§ What is expected:
Below are the records. Count the lines containing the string "jeho", and reply with the number alone.

§ Records for this exercise:
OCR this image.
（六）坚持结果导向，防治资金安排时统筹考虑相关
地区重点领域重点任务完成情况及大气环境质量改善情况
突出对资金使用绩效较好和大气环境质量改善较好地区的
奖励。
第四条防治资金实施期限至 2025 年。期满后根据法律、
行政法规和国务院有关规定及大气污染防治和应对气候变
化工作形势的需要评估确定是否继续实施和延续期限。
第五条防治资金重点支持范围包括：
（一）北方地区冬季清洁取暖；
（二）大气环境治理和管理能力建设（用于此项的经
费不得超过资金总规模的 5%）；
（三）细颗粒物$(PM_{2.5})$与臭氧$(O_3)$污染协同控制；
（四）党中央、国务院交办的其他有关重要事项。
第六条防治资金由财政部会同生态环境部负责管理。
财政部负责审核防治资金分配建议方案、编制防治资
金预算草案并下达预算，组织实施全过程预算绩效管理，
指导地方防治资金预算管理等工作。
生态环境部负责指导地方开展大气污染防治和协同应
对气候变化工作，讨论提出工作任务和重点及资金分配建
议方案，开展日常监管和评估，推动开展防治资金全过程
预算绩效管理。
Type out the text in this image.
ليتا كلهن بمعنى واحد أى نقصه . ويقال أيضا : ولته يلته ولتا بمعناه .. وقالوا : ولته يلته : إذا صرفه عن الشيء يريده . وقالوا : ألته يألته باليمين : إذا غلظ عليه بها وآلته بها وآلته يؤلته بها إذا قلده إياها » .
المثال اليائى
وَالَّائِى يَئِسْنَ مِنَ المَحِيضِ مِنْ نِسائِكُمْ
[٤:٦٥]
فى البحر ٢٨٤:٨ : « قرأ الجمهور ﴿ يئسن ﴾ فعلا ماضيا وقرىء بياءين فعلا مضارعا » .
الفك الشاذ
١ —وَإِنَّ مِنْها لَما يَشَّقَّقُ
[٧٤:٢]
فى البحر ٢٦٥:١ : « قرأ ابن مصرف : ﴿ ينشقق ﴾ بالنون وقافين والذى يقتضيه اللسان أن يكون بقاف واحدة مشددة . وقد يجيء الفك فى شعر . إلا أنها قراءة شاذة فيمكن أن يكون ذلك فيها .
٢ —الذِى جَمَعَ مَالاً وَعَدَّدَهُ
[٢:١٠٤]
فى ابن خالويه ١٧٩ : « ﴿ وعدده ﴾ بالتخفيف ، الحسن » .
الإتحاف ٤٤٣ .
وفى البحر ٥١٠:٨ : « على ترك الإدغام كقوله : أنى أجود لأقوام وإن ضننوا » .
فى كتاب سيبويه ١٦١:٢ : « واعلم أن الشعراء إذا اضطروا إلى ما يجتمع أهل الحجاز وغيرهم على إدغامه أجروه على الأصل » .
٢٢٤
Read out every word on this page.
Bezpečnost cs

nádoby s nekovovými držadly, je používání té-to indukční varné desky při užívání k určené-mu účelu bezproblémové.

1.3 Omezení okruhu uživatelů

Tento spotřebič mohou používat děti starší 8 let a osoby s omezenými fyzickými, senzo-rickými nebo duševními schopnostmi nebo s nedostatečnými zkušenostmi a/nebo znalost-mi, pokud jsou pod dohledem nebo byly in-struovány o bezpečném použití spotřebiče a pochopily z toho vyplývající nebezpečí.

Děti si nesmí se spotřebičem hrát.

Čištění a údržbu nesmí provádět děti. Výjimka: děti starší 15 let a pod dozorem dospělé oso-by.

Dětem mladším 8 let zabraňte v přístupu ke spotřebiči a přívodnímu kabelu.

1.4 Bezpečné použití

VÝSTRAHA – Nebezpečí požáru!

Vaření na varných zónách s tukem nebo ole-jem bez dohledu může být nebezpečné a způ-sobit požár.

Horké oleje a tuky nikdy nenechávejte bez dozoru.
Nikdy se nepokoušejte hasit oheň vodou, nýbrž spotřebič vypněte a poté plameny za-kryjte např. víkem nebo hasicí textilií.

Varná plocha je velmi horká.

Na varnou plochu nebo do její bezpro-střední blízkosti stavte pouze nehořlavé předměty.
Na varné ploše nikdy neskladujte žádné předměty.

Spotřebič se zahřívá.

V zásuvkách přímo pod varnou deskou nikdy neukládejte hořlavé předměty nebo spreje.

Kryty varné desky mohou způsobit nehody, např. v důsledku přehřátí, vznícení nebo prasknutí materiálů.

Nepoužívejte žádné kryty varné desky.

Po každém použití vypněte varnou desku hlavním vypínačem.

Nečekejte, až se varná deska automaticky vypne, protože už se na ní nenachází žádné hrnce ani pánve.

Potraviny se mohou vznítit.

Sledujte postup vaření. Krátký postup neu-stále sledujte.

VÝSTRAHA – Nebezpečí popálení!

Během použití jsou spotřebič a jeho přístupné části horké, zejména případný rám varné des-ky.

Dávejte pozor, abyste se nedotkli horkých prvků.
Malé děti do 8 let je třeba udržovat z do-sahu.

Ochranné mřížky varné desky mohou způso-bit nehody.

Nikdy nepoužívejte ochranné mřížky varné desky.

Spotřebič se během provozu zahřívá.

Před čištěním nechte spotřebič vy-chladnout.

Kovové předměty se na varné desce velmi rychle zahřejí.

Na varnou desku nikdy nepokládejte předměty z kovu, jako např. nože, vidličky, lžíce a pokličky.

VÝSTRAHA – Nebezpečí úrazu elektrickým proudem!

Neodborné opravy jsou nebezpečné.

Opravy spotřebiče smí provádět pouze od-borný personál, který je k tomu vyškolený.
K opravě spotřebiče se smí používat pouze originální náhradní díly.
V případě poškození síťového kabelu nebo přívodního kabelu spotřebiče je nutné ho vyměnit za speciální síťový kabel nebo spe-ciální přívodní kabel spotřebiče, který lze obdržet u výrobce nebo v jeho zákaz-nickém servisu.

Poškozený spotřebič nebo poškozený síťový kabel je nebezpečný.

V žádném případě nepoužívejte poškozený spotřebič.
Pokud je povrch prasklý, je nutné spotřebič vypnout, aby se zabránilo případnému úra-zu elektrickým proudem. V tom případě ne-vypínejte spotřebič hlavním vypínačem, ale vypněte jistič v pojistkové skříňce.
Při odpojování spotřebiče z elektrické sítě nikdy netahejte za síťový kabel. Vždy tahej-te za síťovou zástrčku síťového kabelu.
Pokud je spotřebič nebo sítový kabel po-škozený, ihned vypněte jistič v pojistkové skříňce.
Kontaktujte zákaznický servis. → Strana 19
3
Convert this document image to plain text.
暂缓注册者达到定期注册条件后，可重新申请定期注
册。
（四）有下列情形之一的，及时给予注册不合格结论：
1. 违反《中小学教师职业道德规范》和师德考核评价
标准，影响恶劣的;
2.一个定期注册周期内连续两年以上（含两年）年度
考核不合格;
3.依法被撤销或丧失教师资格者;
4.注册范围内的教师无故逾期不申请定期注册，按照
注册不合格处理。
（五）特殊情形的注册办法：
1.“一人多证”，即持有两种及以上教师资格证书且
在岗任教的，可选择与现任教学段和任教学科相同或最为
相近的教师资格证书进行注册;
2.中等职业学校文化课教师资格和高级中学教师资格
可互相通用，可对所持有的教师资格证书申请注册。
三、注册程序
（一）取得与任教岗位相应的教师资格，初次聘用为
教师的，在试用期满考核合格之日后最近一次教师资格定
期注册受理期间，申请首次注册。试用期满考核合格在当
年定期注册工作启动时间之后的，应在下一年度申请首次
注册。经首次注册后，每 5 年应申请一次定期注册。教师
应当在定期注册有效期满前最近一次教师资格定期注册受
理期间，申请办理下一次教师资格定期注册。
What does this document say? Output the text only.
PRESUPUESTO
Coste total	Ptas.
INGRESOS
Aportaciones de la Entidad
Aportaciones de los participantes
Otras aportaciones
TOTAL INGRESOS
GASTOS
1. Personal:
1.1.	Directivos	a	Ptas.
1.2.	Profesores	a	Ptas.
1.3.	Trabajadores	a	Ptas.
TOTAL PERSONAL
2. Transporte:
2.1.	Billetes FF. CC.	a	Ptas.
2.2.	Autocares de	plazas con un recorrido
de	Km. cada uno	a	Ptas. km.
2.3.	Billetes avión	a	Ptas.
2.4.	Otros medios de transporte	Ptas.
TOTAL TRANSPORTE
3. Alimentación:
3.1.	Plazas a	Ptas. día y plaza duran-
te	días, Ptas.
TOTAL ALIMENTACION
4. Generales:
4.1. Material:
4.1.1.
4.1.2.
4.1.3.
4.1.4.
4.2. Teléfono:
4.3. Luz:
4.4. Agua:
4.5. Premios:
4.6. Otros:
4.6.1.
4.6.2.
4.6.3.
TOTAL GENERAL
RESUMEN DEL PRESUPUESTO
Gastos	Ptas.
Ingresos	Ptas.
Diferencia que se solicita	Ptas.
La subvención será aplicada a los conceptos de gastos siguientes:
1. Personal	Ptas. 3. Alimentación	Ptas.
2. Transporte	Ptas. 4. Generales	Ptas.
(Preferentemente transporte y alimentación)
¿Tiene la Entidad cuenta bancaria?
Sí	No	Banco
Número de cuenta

§ Completed task:
2